[Dataset items]
****

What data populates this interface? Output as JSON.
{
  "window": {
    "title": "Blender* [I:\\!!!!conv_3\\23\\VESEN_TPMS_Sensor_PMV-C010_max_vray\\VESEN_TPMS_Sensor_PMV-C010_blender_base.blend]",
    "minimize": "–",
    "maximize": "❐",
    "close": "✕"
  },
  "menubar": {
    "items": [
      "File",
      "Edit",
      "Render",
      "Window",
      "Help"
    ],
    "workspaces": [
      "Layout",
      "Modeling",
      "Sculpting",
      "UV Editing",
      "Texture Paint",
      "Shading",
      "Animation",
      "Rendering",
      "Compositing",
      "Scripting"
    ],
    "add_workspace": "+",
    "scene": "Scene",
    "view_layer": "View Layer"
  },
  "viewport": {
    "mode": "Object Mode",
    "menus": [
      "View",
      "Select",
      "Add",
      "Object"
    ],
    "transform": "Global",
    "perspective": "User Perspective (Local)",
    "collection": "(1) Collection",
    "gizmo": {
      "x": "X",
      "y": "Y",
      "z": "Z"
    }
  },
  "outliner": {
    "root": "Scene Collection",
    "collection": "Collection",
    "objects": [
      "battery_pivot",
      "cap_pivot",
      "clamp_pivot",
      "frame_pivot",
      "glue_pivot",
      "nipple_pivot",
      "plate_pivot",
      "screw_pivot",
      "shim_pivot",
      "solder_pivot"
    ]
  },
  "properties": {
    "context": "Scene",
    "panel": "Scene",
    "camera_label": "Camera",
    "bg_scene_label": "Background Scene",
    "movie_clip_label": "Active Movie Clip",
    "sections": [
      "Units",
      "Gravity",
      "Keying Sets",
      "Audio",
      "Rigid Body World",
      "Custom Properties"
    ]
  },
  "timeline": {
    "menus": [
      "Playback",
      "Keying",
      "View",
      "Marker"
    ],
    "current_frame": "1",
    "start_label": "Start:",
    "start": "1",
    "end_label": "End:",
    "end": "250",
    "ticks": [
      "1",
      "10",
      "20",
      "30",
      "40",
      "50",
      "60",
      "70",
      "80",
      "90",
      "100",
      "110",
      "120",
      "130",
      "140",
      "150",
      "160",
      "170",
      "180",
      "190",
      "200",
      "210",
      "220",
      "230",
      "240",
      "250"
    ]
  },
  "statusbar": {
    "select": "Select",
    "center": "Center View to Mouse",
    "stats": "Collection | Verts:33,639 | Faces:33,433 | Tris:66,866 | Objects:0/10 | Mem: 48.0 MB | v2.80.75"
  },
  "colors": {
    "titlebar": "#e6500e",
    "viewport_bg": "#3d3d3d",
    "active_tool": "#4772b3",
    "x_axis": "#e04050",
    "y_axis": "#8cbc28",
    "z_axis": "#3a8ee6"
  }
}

****

▸ Instructions to follow: Exactly as they are written, print the entries again.

▸ Result:
What data populates this interface? Output as JSON.
{
  "window": {
    "title": "Blender* [I:\\!!!!conv_3\\23\\VESEN_TPMS_Sensor_PMV-C010_max_vray\\VESEN_TPMS_Sensor_PMV-C010_blender_base.blend]",
    "minimize": "–",
    "maximize": "❐",
    "close": "✕"
  },
  "menubar": {
    "items": [
      "File",
      "Edit",
      "Render",
      "Window",
      "Help"
    ],
    "workspaces": [
      "Layout",
      "Modeling",
      "Sculpting",
      "UV Editing",
      "Texture Paint",
      "Shading",
      "Animation",
      "Rendering",
      "Compositing",
      "Scripting"
    ],
    "add_workspace": "+",
    "scene": "Scene",
    "view_layer": "View Layer"
  },
  "viewport": {
    "mode": "Object Mode",
    "menus": [
      "View",
      "Select",
      "Add",
      "Object"
    ],
    "transform": "Global",
    "perspective": "User Perspective (Local)",
    "collection": "(1) Collection",
    "gizmo": {
      "x": "X",
      "y": "Y",
      "z": "Z"
    }
  },
  "outliner": {
    "root": "Scene Collection",
    "collection": "Collection",
    "objects": [
      "battery_pivot",
      "cap_pivot",
      "clamp_pivot",
      "frame_pivot",
      "glue_pivot",
      "nipple_pivot",
      "plate_pivot",
      "screw_pivot",
      "shim_pivot",
      "solder_pivot"
    ]
  },
  "properties": {
    "context": "Scene",
    "panel": "Scene",
    "camera_label": "Camera",
    "bg_scene_label": "Background Scene",
    "movie_clip_label": "Active Movie Clip",
    "sections": [
      "Units",
      "Gravity",
      "Keying Sets",
      "Audio",
      "Rigid Body World",
      "Custom Properties"
    ]
  },
  "timeline": {
    "menus": [
      "Playback",
      "Keying",
      "View",
      "Marker"
    ],
    "current_frame": "1",
    "start_label": "Start:",
    "start": "1",
    "end_label": "End:",
    "end": "250",
    "ticks": [
      "1",
      "10",
      "20",
      "30",
      "40",
      "50",
      "60",
      "70",
      "80",
      "90",
      "100",
      "110",
      "120",
      "130",
      "140",
      "150",
      "160",
      "170",
      "180",
      "190",
      "200",
      "210",
      "220",
      "230",
      "240",
      "250"
    ]
  },
  "statusbar": {
    "select": "Select",
    "center": "Center View to Mouse",
    "stats": "Collection | Verts:33,639 | Faces:33,433 | Tris:66,866 | Objects:0/10 | Mem: 48.0 MB | v2.80.75"
  },
  "colors": {
    "titlebar": "#e6500e",
    "viewport_bg": "#3d3d3d",
    "active_tool": "#4772b3",
    "x_axis": "#e04050",
    "y_axis": "#8cbc28",
    "z_axis": "#3a8ee6"
  }
}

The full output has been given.